-- Records --
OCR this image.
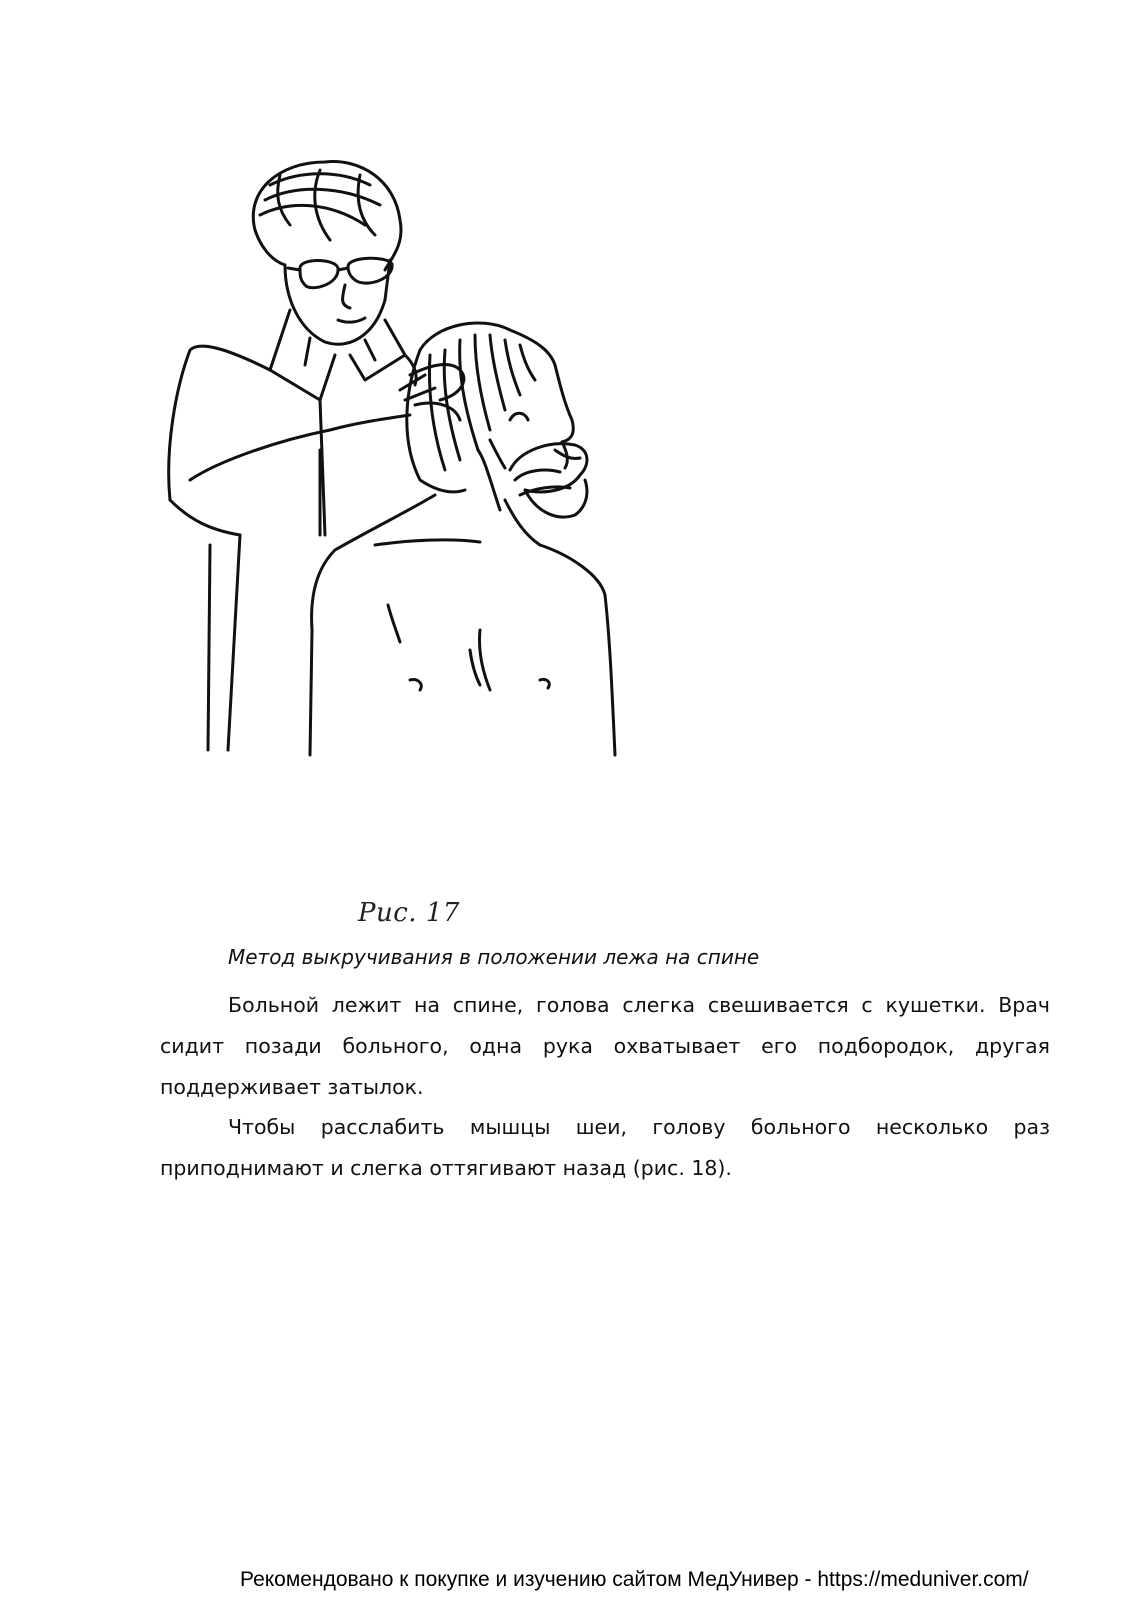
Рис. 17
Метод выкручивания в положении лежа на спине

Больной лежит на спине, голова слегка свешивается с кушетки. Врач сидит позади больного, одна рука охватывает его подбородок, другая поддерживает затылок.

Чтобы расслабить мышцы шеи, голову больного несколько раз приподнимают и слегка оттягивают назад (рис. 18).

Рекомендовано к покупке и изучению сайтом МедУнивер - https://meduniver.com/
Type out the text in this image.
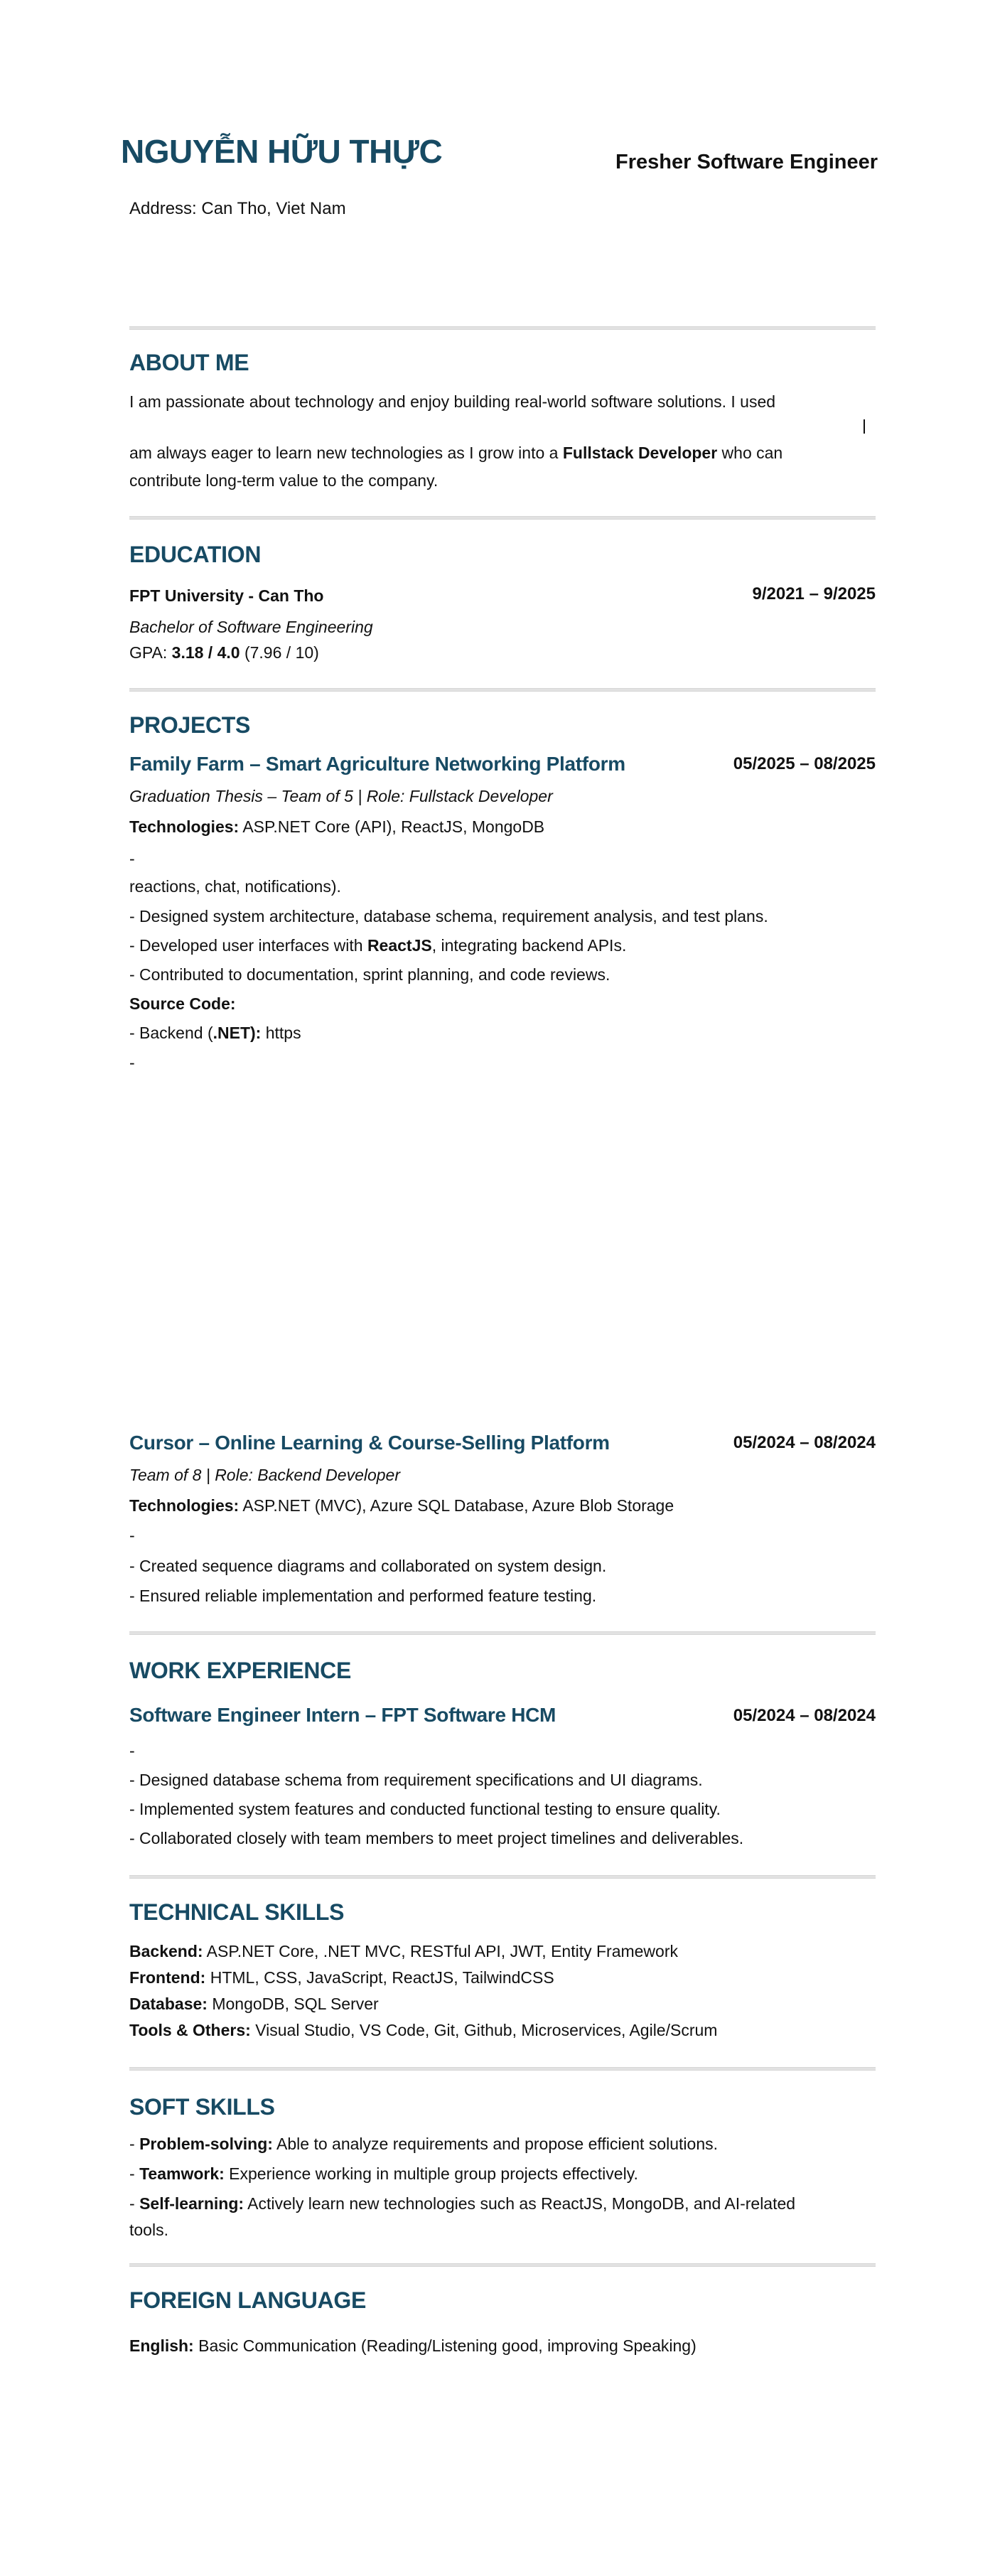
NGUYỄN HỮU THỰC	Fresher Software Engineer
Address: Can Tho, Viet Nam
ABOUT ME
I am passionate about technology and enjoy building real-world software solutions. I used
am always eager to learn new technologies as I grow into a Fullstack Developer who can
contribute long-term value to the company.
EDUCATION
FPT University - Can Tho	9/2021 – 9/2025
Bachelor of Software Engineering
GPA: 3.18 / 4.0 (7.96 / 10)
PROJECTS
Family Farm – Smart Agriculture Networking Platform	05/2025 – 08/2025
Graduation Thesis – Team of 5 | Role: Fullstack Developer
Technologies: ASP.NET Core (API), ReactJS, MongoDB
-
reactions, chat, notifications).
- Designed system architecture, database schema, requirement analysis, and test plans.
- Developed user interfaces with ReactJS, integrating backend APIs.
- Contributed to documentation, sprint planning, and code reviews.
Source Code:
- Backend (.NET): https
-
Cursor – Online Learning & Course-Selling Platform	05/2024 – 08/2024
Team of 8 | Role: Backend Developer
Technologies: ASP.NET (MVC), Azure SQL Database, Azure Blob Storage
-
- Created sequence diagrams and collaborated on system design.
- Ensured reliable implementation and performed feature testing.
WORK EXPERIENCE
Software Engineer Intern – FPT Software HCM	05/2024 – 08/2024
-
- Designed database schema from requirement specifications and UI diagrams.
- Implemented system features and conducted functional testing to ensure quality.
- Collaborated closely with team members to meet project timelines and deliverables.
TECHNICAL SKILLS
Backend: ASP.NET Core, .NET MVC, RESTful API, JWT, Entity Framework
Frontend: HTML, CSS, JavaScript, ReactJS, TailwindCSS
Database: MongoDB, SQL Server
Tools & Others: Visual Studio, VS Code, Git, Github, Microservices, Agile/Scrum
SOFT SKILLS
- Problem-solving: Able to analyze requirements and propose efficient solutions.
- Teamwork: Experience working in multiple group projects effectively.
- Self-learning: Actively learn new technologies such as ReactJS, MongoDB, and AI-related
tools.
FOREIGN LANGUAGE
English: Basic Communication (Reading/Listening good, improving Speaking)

-- Problem description --
Report back each line of the entries that holds the string "слегка".

-- Result of this task --
Больной лежит на спине, голова слегка свешивается с кушетки. Врач сидит позади больного, одна рука охватывает его подбородок, другая поддерживает затылок.
Чтобы расслабить мышцы шеи, голову больного несколько раз приподнимают и слегка оттягивают назад (рис. 18).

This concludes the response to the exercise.